[START Information provided]

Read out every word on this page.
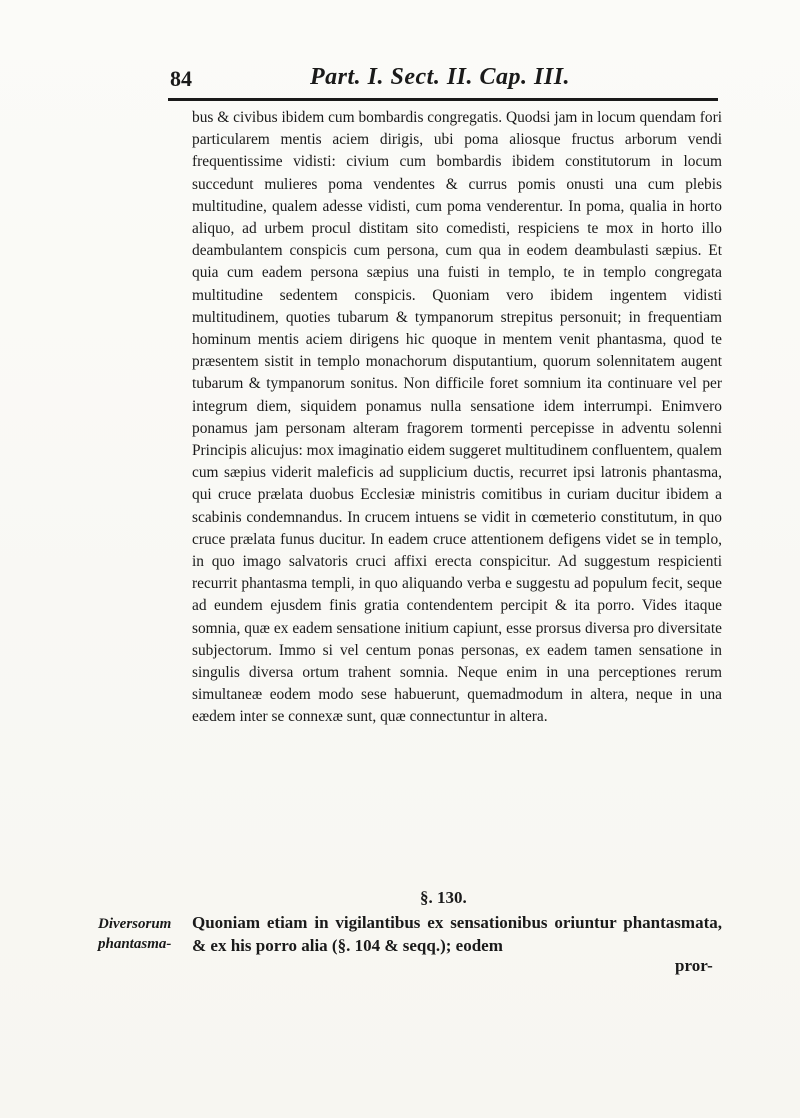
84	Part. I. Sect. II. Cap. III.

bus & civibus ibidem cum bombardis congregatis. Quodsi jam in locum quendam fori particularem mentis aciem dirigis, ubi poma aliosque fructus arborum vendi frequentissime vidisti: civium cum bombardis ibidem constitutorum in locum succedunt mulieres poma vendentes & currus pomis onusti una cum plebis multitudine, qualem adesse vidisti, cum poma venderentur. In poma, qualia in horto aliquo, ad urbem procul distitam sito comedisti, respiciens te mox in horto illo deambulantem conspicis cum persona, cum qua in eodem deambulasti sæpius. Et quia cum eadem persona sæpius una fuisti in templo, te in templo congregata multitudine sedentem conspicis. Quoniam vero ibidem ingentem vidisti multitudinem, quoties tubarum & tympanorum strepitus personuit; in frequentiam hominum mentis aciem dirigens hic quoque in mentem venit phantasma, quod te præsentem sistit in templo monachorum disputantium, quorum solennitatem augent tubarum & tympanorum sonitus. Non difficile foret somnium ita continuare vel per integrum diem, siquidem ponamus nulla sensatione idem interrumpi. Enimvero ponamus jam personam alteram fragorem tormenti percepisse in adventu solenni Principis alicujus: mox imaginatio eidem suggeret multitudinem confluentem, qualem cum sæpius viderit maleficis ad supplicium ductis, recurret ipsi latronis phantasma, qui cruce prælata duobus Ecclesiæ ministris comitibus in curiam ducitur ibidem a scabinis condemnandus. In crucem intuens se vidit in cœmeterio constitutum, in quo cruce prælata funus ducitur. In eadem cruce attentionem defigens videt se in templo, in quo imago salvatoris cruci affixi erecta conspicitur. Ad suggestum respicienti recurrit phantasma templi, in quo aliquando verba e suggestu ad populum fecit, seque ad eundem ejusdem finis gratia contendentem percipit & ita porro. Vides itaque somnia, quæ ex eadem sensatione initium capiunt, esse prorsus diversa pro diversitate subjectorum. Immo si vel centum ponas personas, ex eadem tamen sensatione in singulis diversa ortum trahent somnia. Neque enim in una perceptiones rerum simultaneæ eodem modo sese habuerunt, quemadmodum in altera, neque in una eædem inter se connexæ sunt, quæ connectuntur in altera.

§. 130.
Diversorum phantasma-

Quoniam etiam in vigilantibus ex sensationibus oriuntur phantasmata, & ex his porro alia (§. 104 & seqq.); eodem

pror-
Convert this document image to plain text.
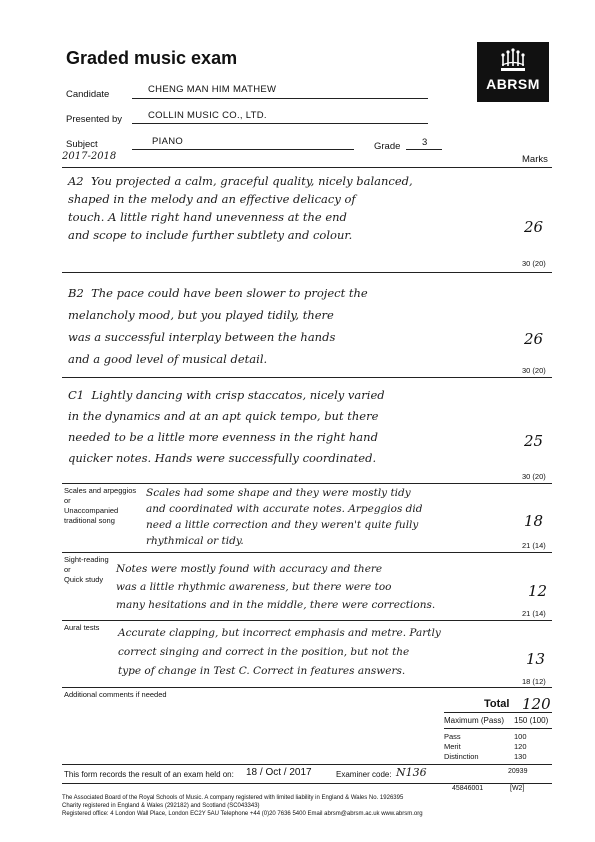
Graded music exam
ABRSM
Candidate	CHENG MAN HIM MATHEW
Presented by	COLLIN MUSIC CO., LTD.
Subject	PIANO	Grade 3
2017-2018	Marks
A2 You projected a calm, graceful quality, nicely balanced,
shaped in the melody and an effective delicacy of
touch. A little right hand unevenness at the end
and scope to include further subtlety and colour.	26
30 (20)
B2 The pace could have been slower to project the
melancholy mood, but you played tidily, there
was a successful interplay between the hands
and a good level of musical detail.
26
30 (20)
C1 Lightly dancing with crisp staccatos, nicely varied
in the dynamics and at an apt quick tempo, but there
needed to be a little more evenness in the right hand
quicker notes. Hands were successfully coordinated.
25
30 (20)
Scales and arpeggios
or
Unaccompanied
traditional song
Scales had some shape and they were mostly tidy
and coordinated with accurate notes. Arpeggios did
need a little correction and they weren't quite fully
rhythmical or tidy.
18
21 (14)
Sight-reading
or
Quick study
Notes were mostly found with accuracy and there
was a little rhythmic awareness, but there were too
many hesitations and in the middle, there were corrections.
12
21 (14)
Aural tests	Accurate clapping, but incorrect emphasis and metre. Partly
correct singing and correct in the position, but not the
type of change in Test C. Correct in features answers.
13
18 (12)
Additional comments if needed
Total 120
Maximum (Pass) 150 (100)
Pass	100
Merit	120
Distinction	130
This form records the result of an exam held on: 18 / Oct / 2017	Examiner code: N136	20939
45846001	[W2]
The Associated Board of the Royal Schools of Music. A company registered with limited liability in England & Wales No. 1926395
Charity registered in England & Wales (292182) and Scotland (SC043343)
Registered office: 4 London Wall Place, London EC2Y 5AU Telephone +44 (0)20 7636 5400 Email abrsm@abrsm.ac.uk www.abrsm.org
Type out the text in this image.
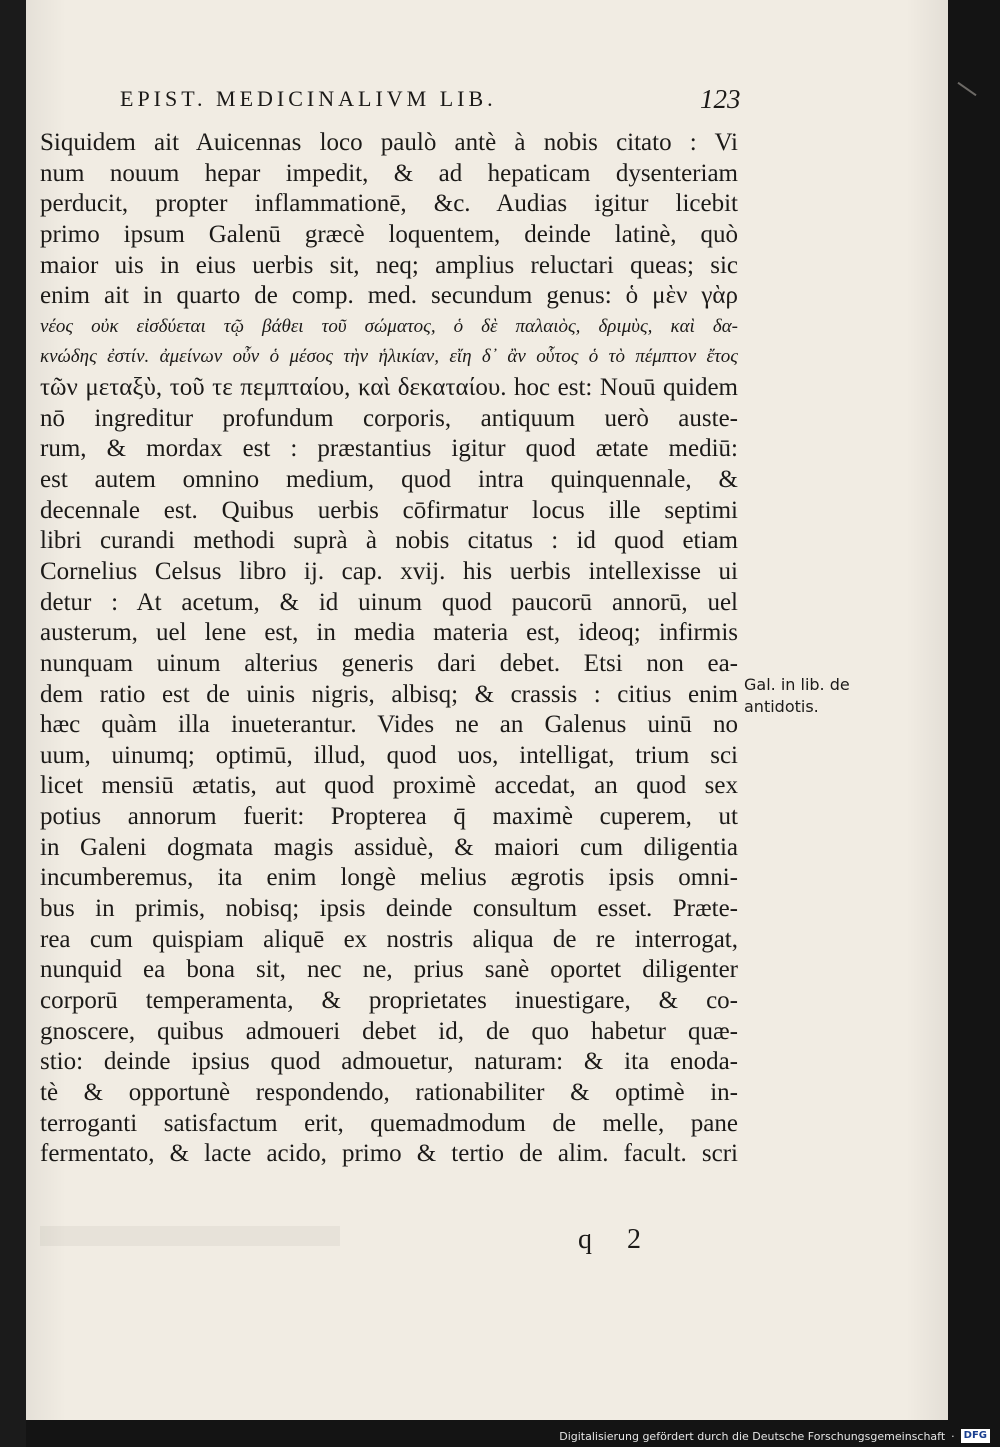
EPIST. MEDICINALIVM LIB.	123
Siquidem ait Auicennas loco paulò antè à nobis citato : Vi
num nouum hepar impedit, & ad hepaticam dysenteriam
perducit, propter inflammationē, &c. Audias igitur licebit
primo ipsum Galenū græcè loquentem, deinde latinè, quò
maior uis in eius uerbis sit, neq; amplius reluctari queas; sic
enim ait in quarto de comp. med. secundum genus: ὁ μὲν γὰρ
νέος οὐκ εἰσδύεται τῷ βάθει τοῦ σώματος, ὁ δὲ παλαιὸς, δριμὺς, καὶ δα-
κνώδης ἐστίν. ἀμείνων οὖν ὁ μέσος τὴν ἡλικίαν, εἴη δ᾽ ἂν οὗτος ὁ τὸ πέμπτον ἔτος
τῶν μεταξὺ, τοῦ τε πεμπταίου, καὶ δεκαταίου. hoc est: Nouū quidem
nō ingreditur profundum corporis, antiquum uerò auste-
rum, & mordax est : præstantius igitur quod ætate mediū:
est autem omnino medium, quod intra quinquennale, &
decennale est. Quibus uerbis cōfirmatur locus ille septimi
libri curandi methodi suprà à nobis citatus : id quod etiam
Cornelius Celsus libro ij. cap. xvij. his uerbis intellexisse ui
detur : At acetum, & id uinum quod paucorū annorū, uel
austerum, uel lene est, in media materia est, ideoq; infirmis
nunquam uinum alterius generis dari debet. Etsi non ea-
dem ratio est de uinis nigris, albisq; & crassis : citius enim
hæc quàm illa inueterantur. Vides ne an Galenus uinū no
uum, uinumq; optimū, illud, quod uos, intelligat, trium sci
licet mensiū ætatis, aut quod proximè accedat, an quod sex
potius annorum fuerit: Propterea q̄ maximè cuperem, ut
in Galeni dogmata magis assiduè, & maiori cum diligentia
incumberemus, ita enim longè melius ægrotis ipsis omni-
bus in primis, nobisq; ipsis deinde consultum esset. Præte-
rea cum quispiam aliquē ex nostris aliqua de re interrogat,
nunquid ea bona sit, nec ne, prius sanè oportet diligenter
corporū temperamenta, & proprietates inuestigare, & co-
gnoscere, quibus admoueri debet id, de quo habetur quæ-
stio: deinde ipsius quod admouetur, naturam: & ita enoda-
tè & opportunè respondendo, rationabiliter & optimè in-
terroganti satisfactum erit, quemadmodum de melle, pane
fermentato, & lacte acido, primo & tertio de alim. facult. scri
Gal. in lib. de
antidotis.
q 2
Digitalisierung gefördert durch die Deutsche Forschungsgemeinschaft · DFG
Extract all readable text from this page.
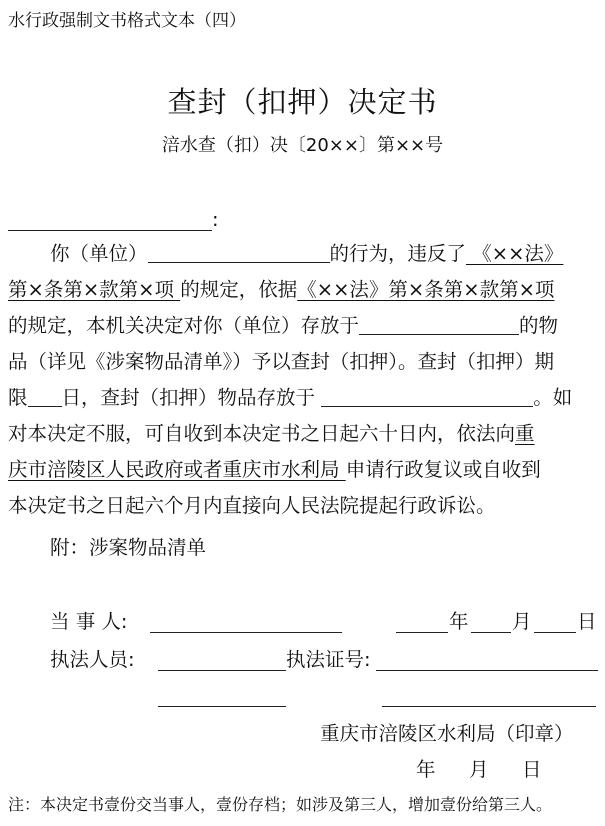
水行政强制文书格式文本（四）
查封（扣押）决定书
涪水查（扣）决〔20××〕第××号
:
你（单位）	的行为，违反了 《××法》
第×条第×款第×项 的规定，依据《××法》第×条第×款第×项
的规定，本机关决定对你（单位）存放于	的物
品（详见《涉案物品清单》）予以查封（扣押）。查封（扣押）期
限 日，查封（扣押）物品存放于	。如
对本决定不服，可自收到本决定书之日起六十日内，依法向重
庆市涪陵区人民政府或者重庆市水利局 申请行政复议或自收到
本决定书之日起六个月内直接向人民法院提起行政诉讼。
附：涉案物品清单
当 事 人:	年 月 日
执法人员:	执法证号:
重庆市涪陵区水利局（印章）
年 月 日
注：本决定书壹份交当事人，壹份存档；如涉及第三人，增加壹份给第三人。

[END Information provided]

> **Description of the task**
Say how many lines in the records contain the string "coordinated", and say nothing else.

> **Full output**
2